SHORT TASK
Output all the material that follows, exactly as given.

GIVEN DATA
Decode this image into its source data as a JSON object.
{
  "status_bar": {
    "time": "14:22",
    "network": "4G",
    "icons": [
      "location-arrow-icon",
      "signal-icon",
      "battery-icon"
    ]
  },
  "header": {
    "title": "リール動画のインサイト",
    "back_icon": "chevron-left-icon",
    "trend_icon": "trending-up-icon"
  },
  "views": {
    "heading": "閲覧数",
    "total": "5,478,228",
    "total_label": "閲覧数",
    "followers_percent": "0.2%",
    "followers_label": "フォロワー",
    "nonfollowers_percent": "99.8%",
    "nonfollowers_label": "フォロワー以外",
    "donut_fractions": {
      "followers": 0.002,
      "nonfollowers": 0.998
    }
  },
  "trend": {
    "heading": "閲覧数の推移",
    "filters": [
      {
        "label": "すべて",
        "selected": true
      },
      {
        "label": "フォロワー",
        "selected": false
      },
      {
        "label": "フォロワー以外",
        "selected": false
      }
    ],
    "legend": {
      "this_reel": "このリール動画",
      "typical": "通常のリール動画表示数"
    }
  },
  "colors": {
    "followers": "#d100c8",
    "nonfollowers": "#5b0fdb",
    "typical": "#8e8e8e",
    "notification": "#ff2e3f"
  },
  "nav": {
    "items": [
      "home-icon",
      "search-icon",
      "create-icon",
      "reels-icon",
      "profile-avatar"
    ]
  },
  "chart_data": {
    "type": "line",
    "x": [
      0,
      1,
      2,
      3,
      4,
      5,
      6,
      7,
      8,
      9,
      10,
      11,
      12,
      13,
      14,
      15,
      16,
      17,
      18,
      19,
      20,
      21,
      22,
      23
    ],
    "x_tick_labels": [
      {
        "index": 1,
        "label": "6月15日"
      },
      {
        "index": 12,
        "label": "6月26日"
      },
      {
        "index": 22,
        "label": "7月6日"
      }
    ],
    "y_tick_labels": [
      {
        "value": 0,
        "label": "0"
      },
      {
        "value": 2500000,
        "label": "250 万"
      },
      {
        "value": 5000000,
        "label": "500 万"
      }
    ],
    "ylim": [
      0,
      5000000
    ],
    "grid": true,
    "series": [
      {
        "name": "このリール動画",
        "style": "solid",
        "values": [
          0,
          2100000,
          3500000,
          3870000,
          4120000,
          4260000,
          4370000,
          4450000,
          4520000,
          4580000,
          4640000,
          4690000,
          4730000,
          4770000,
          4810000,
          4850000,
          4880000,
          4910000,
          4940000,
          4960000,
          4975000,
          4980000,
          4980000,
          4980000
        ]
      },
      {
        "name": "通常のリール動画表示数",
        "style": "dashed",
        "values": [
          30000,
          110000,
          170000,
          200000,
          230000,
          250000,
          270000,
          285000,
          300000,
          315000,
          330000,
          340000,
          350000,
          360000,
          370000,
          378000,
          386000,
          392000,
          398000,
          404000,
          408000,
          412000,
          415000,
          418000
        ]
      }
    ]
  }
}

ANSWER FOR THE TASK
Decode this image into its source data as a JSON object.
{
  "status_bar": {
    "time": "14:22",
    "network": "4G",
    "icons": [
      "location-arrow-icon",
      "signal-icon",
      "battery-icon"
    ]
  },
  "header": {
    "title": "リール動画のインサイト",
    "back_icon": "chevron-left-icon",
    "trend_icon": "trending-up-icon"
  },
  "views": {
    "heading": "閲覧数",
    "total": "5,478,228",
    "total_label": "閲覧数",
    "followers_percent": "0.2%",
    "followers_label": "フォロワー",
    "nonfollowers_percent": "99.8%",
    "nonfollowers_label": "フォロワー以外",
    "donut_fractions": {
      "followers": 0.002,
      "nonfollowers": 0.998
    }
  },
  "trend": {
    "heading": "閲覧数の推移",
    "filters": [
      {
        "label": "すべて",
        "selected": true
      },
      {
        "label": "フォロワー",
        "selected": false
      },
      {
        "label": "フォロワー以外",
        "selected": false
      }
    ],
    "legend": {
      "this_reel": "このリール動画",
      "typical": "通常のリール動画表示数"
    }
  },
  "colors": {
    "followers": "#d100c8",
    "nonfollowers": "#5b0fdb",
    "typical": "#8e8e8e",
    "notification": "#ff2e3f"
  },
  "nav": {
    "items": [
      "home-icon",
      "search-icon",
      "create-icon",
      "reels-icon",
      "profile-avatar"
    ]
  },
  "chart_data": {
    "type": "line",
    "x": [
      0,
      1,
      2,
      3,
      4,
      5,
      6,
      7,
      8,
      9,
      10,
      11,
      12,
      13,
      14,
      15,
      16,
      17,
      18,
      19,
      20,
      21,
      22,
      23
    ],
    "x_tick_labels": [
      {
        "index": 1,
        "label": "6月15日"
      },
      {
        "index": 12,
        "label": "6月26日"
      },
      {
        "index": 22,
        "label": "7月6日"
      }
    ],
    "y_tick_labels": [
      {
        "value": 0,
        "label": "0"
      },
      {
        "value": 2500000,
        "label": "250 万"
      },
      {
        "value": 5000000,
        "label": "500 万"
      }
    ],
    "ylim": [
      0,
      5000000
    ],
    "grid": true,
    "series": [
      {
        "name": "このリール動画",
        "style": "solid",
        "values": [
          0,
          2100000,
          3500000,
          3870000,
          4120000,
          4260000,
          4370000,
          4450000,
          4520000,
          4580000,
          4640000,
          4690000,
          4730000,
          4770000,
          4810000,
          4850000,
          4880000,
          4910000,
          4940000,
          4960000,
          4975000,
          4980000,
          4980000,
          4980000
        ]
      },
      {
        "name": "通常のリール動画表示数",
        "style": "dashed",
        "values": [
          30000,
          110000,
          170000,
          200000,
          230000,
          250000,
          270000,
          285000,
          300000,
          315000,
          330000,
          340000,
          350000,
          360000,
          370000,
          378000,
          386000,
          392000,
          398000,
          404000,
          408000,
          412000,
          415000,
          418000
        ]
      }
    ]
  }
}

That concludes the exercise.